**Prompt 1**
In the Pamunkey River excerpt, where does the river meet the Mattaponi River?
**Prompt 2**
Please rewrite the Pamunkey River excerpt between "Basin features" and "the Chesapeake Bay.", inclusive, putting "Atlantic Ocean" in place of "Chesapeake Bay".

**Page excerpt**
───
Physical characteristics
- Source: Confluence of the North Anna and South Anna rivers
- • location: Near Ashland, forms part of the boundary of Hanover County and Caroline County
- • coordinates: 37°48′13″N 77°24′27″W﻿ / ﻿37.80361°N 77.40750°W
- Mouth: York River
- • location: West Point, King William County
- • coordinates: 37°31′3″N 76°47′29″W﻿ / ﻿37.51750°N 76.79139°W
- Length: 93 mi (150 km)

Basin features
- • left: North Anna River
- • right: South Anna River

= Pamunkey River =

Tributary of the York River in Virginia, United States

The Pamunkey River is a tributary of the York River, about 93 mi long, in eastern Virginia in the United States. Via the York River it is part of the watershed of the Chesapeake Bay.

==Course==
The Pamunkey River is formed by the confluence of the North Anna and South Anna rivers on the boundary of Hanover and Caroline counties, about 5 mi northeast of the town of Ashland. It flows generally southeastwardly past the Pamunkey Indian Reservation to the town of West Point, where it meets the Mattaponi River to form the York River. The river's course is used to define all or portions of the southern boundaries of Caroline and King William counties and the northern boundaries of Hanover and New Kent counties.
───
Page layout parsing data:
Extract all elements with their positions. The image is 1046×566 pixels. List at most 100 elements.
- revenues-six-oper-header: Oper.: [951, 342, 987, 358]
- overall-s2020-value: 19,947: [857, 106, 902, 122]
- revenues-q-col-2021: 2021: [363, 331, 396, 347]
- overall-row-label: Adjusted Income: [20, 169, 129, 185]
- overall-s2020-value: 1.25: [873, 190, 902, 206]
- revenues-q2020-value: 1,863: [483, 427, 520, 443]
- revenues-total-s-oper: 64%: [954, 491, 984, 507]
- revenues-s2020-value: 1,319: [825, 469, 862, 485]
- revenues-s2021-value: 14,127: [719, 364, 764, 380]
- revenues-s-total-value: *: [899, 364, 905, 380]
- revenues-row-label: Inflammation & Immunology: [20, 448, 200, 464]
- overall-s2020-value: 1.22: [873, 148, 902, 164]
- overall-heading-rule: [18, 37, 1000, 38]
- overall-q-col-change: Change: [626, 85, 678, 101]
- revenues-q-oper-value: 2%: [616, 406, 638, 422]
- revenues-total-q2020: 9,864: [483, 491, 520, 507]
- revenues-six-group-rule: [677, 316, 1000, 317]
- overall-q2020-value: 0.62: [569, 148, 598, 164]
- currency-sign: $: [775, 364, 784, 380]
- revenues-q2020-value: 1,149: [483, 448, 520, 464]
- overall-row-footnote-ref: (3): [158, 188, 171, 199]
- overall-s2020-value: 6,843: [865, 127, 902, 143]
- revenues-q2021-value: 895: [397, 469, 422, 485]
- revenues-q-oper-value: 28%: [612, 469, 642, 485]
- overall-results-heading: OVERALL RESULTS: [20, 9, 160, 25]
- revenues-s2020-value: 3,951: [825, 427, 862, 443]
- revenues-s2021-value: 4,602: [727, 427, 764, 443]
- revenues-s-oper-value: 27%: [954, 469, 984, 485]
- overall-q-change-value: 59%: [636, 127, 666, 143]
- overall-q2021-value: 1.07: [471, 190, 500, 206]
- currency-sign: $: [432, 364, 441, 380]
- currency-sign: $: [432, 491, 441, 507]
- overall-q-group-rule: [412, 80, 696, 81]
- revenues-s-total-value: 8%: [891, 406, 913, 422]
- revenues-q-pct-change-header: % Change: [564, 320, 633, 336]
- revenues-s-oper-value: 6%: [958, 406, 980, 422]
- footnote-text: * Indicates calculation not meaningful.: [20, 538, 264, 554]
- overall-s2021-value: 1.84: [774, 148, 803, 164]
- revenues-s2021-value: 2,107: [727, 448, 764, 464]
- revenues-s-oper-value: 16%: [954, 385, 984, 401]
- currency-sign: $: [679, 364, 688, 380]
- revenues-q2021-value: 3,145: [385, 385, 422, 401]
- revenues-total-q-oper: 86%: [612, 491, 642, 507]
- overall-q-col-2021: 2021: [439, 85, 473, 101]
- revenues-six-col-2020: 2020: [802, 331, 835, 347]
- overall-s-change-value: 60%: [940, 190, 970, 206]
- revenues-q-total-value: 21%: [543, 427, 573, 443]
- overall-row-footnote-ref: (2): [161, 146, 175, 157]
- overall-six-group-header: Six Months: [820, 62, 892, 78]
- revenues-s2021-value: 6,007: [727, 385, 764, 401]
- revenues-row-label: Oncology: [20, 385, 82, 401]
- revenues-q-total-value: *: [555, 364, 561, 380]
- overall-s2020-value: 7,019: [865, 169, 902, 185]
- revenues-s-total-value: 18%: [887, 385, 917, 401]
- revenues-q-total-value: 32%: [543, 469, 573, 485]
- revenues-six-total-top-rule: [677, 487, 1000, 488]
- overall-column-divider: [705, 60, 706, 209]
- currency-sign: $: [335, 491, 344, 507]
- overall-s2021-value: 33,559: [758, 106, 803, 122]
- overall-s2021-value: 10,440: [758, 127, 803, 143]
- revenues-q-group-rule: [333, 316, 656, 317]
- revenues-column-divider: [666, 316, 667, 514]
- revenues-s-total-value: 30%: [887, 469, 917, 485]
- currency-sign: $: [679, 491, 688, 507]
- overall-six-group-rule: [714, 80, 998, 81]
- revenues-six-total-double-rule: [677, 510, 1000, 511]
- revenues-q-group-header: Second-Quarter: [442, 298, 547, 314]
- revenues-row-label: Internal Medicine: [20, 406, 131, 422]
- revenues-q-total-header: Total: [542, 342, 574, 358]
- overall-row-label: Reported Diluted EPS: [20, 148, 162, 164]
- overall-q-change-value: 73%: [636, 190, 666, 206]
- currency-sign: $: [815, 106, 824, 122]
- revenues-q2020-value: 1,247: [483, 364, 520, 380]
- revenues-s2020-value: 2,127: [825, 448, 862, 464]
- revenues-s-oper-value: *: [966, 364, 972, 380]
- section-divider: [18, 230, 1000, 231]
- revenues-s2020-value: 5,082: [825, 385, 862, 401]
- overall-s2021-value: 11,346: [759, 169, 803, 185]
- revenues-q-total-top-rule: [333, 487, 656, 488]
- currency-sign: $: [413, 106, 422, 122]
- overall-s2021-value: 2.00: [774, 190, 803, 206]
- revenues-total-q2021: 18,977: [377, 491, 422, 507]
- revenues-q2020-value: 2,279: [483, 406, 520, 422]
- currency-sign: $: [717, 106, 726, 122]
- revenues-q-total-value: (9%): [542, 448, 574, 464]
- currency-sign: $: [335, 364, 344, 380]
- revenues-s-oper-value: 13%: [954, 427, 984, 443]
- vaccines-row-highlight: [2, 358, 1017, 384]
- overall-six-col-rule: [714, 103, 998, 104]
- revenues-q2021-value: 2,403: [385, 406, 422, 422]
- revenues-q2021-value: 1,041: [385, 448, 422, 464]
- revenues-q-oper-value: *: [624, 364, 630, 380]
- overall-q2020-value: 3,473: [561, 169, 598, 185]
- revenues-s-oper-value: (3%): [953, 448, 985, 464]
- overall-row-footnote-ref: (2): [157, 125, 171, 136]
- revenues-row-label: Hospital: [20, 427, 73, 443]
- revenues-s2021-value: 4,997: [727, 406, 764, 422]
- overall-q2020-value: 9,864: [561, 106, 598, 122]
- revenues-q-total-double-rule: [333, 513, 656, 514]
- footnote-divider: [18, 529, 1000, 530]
───
**Answer space 1**
At the town of West Point, where the two rivers form the York River.

**Answer space 2**
Basin features
- • left: North Anna River
- • right: South Anna River

= Pamunkey River =

Tributary of the York River in Virginia, United States

The Pamunkey River is a tributary of the York River, about 93 mi long, in eastern Virginia in the United States. Via the York River it is part of the watershed of the Atlantic Ocean.